- **Directive**: Below is the data. Give it again, complete and exact.

- **Data section**:

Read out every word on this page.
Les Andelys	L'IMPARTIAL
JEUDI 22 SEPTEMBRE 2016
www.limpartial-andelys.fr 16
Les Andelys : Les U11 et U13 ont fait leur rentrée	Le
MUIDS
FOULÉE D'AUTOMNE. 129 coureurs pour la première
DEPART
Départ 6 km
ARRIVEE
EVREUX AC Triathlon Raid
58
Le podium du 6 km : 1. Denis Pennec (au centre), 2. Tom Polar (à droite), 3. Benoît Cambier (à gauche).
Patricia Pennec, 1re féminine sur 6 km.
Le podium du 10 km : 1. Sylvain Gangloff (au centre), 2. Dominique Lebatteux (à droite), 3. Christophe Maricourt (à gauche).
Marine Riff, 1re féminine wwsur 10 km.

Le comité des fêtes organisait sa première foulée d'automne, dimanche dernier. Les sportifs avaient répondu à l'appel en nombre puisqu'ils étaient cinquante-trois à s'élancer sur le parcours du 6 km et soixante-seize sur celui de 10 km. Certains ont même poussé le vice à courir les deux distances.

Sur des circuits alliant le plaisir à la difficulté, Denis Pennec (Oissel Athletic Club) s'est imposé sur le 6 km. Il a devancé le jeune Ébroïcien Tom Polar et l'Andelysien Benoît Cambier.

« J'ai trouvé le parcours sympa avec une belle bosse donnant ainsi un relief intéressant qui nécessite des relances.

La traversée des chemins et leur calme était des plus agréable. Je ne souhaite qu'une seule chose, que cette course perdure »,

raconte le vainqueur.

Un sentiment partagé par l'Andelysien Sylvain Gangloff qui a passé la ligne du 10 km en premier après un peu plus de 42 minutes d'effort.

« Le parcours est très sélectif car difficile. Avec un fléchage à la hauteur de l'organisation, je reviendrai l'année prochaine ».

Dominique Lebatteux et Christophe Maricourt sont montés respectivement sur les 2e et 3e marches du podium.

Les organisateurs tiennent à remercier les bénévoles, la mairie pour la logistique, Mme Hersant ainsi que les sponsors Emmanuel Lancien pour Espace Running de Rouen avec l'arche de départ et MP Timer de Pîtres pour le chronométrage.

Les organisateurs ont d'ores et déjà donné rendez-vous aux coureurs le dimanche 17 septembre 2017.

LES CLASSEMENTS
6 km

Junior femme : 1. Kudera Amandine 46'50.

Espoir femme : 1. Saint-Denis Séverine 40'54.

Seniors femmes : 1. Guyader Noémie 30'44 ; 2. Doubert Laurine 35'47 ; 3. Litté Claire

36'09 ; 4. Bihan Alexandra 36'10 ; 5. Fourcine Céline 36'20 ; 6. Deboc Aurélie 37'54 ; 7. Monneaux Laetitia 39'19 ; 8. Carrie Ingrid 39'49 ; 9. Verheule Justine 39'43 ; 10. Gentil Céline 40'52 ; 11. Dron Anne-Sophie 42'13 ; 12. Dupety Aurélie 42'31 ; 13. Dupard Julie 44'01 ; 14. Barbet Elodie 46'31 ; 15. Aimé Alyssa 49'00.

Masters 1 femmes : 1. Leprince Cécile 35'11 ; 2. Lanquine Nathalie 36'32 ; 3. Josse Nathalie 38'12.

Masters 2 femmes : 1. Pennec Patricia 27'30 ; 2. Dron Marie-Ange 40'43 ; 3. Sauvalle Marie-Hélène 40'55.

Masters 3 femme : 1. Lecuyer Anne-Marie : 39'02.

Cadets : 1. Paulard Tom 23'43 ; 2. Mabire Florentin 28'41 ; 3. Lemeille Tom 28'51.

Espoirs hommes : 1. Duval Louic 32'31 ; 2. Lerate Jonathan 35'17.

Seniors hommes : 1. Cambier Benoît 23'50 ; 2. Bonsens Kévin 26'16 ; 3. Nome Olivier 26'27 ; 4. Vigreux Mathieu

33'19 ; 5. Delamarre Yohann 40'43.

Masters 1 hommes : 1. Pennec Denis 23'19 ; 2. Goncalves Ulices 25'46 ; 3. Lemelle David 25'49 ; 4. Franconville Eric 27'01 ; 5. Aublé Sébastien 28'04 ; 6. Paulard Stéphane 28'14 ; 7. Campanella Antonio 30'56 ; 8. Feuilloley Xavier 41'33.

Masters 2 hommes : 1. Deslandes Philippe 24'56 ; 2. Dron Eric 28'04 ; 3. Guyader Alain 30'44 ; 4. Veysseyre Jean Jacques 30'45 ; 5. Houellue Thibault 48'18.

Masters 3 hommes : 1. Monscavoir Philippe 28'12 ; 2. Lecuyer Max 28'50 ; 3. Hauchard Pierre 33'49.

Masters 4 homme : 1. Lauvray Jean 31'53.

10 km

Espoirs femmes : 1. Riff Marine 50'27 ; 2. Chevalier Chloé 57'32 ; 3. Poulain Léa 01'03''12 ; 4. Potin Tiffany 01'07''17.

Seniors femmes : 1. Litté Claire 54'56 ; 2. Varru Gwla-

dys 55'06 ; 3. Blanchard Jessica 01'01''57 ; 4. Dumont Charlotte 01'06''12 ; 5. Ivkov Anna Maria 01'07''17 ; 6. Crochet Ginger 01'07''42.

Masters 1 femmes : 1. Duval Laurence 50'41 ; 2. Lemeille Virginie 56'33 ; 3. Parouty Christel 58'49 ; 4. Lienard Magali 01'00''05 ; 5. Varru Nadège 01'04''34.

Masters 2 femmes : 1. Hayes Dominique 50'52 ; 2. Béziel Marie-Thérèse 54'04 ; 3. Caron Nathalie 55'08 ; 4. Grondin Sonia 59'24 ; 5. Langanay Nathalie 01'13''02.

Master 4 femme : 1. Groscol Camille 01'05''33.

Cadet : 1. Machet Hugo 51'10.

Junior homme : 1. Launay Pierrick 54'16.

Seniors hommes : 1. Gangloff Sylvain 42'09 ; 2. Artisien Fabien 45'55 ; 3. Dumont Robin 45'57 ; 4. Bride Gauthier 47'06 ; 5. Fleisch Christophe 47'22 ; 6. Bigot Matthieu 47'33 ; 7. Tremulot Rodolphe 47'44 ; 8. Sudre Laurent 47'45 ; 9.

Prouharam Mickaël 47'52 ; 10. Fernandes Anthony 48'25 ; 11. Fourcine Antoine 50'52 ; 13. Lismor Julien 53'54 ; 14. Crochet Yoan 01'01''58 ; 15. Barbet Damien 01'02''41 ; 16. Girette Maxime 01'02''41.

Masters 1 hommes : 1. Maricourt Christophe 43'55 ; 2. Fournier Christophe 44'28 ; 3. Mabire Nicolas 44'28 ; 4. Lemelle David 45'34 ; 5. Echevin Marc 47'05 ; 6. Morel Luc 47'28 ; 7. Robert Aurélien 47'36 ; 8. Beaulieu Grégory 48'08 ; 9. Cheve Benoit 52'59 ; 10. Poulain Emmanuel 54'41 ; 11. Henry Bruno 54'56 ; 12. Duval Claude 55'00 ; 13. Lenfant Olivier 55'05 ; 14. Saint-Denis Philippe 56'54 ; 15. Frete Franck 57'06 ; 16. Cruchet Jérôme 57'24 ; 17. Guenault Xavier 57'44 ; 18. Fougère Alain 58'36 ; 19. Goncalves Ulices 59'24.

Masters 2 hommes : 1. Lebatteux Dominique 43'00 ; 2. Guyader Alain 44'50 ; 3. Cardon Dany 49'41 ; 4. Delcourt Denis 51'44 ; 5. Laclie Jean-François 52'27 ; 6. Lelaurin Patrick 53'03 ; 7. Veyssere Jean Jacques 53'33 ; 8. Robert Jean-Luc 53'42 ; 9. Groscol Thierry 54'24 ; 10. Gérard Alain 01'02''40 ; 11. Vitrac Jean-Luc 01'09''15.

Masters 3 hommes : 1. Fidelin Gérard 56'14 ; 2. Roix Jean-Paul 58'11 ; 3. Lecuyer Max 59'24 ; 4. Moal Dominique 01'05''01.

- **Correct output**:
Read out every word on this page.
Les Andelys	L'IMPARTIAL
JEUDI 22 SEPTEMBRE 2016
www.limpartial-andelys.fr 16
Les Andelys : Les U11 et U13 ont fait leur rentrée	Le
MUIDS
FOULÉE D'AUTOMNE. 129 coureurs pour la première
DEPART
Départ 6 km
ARRIVEE
EVREUX AC Triathlon Raid
58
Le podium du 6 km : 1. Denis Pennec (au centre), 2. Tom Polar (à droite), 3. Benoît Cambier (à gauche).
Patricia Pennec, 1re féminine sur 6 km.
Le podium du 10 km : 1. Sylvain Gangloff (au centre), 2. Dominique Lebatteux (à droite), 3. Christophe Maricourt (à gauche).
Marine Riff, 1re féminine wwsur 10 km.

Le comité des fêtes organisait sa première foulée d'automne, dimanche dernier. Les sportifs avaient répondu à l'appel en nombre puisqu'ils étaient cinquante-trois à s'élancer sur le parcours du 6 km et soixante-seize sur celui de 10 km. Certains ont même poussé le vice à courir les deux distances.

Sur des circuits alliant le plaisir à la difficulté, Denis Pennec (Oissel Athletic Club) s'est imposé sur le 6 km. Il a devancé le jeune Ébroïcien Tom Polar et l'Andelysien Benoît Cambier.

« J'ai trouvé le parcours sympa avec une belle bosse donnant ainsi un relief intéressant qui nécessite des relances.

La traversée des chemins et leur calme était des plus agréable. Je ne souhaite qu'une seule chose, que cette course perdure »,

raconte le vainqueur.

Un sentiment partagé par l'Andelysien Sylvain Gangloff qui a passé la ligne du 10 km en premier après un peu plus de 42 minutes d'effort.

« Le parcours est très sélectif car difficile. Avec un fléchage à la hauteur de l'organisation, je reviendrai l'année prochaine ».

Dominique Lebatteux et Christophe Maricourt sont montés respectivement sur les 2e et 3e marches du podium.

Les organisateurs tiennent à remercier les bénévoles, la mairie pour la logistique, Mme Hersant ainsi que les sponsors Emmanuel Lancien pour Espace Running de Rouen avec l'arche de départ et MP Timer de Pîtres pour le chronométrage.

Les organisateurs ont d'ores et déjà donné rendez-vous aux coureurs le dimanche 17 septembre 2017.

LES CLASSEMENTS
6 km

Junior femme : 1. Kudera Amandine 46'50.

Espoir femme : 1. Saint-Denis Séverine 40'54.

Seniors femmes : 1. Guyader Noémie 30'44 ; 2. Doubert Laurine 35'47 ; 3. Litté Claire

36'09 ; 4. Bihan Alexandra 36'10 ; 5. Fourcine Céline 36'20 ; 6. Deboc Aurélie 37'54 ; 7. Monneaux Laetitia 39'19 ; 8. Carrie Ingrid 39'49 ; 9. Verheule Justine 39'43 ; 10. Gentil Céline 40'52 ; 11. Dron Anne-Sophie 42'13 ; 12. Dupety Aurélie 42'31 ; 13. Dupard Julie 44'01 ; 14. Barbet Elodie 46'31 ; 15. Aimé Alyssa 49'00.

Masters 1 femmes : 1. Leprince Cécile 35'11 ; 2. Lanquine Nathalie 36'32 ; 3. Josse Nathalie 38'12.

Masters 2 femmes : 1. Pennec Patricia 27'30 ; 2. Dron Marie-Ange 40'43 ; 3. Sauvalle Marie-Hélène 40'55.

Masters 3 femme : 1. Lecuyer Anne-Marie : 39'02.

Cadets : 1. Paulard Tom 23'43 ; 2. Mabire Florentin 28'41 ; 3. Lemeille Tom 28'51.

Espoirs hommes : 1. Duval Louic 32'31 ; 2. Lerate Jonathan 35'17.

Seniors hommes : 1. Cambier Benoît 23'50 ; 2. Bonsens Kévin 26'16 ; 3. Nome Olivier 26'27 ; 4. Vigreux Mathieu

33'19 ; 5. Delamarre Yohann 40'43.

Masters 1 hommes : 1. Pennec Denis 23'19 ; 2. Goncalves Ulices 25'46 ; 3. Lemelle David 25'49 ; 4. Franconville Eric 27'01 ; 5. Aublé Sébastien 28'04 ; 6. Paulard Stéphane 28'14 ; 7. Campanella Antonio 30'56 ; 8. Feuilloley Xavier 41'33.

Masters 2 hommes : 1. Deslandes Philippe 24'56 ; 2. Dron Eric 28'04 ; 3. Guyader Alain 30'44 ; 4. Veysseyre Jean Jacques 30'45 ; 5. Houellue Thibault 48'18.

Masters 3 hommes : 1. Monscavoir Philippe 28'12 ; 2. Lecuyer Max 28'50 ; 3. Hauchard Pierre 33'49.

Masters 4 homme : 1. Lauvray Jean 31'53.

10 km

Espoirs femmes : 1. Riff Marine 50'27 ; 2. Chevalier Chloé 57'32 ; 3. Poulain Léa 01'03''12 ; 4. Potin Tiffany 01'07''17.

Seniors femmes : 1. Litté Claire 54'56 ; 2. Varru Gwla-

dys 55'06 ; 3. Blanchard Jessica 01'01''57 ; 4. Dumont Charlotte 01'06''12 ; 5. Ivkov Anna Maria 01'07''17 ; 6. Crochet Ginger 01'07''42.

Masters 1 femmes : 1. Duval Laurence 50'41 ; 2. Lemeille Virginie 56'33 ; 3. Parouty Christel 58'49 ; 4. Lienard Magali 01'00''05 ; 5. Varru Nadège 01'04''34.

Masters 2 femmes : 1. Hayes Dominique 50'52 ; 2. Béziel Marie-Thérèse 54'04 ; 3. Caron Nathalie 55'08 ; 4. Grondin Sonia 59'24 ; 5. Langanay Nathalie 01'13''02.

Master 4 femme : 1. Groscol Camille 01'05''33.

Cadet : 1. Machet Hugo 51'10.

Junior homme : 1. Launay Pierrick 54'16.

Seniors hommes : 1. Gangloff Sylvain 42'09 ; 2. Artisien Fabien 45'55 ; 3. Dumont Robin 45'57 ; 4. Bride Gauthier 47'06 ; 5. Fleisch Christophe 47'22 ; 6. Bigot Matthieu 47'33 ; 7. Tremulot Rodolphe 47'44 ; 8. Sudre Laurent 47'45 ; 9.

Prouharam Mickaël 47'52 ; 10. Fernandes Anthony 48'25 ; 11. Fourcine Antoine 50'52 ; 13. Lismor Julien 53'54 ; 14. Crochet Yoan 01'01''58 ; 15. Barbet Damien 01'02''41 ; 16. Girette Maxime 01'02''41.

Masters 1 hommes : 1. Maricourt Christophe 43'55 ; 2. Fournier Christophe 44'28 ; 3. Mabire Nicolas 44'28 ; 4. Lemelle David 45'34 ; 5. Echevin Marc 47'05 ; 6. Morel Luc 47'28 ; 7. Robert Aurélien 47'36 ; 8. Beaulieu Grégory 48'08 ; 9. Cheve Benoit 52'59 ; 10. Poulain Emmanuel 54'41 ; 11. Henry Bruno 54'56 ; 12. Duval Claude 55'00 ; 13. Lenfant Olivier 55'05 ; 14. Saint-Denis Philippe 56'54 ; 15. Frete Franck 57'06 ; 16. Cruchet Jérôme 57'24 ; 17. Guenault Xavier 57'44 ; 18. Fougère Alain 58'36 ; 19. Goncalves Ulices 59'24.

Masters 2 hommes : 1. Lebatteux Dominique 43'00 ; 2. Guyader Alain 44'50 ; 3. Cardon Dany 49'41 ; 4. Delcourt Denis 51'44 ; 5. Laclie Jean-François 52'27 ; 6. Lelaurin Patrick 53'03 ; 7. Veyssere Jean Jacques 53'33 ; 8. Robert Jean-Luc 53'42 ; 9. Groscol Thierry 54'24 ; 10. Gérard Alain 01'02''40 ; 11. Vitrac Jean-Luc 01'09''15.

Masters 3 hommes : 1. Fidelin Gérard 56'14 ; 2. Roix Jean-Paul 58'11 ; 3. Lecuyer Max 59'24 ; 4. Moal Dominique 01'05''01.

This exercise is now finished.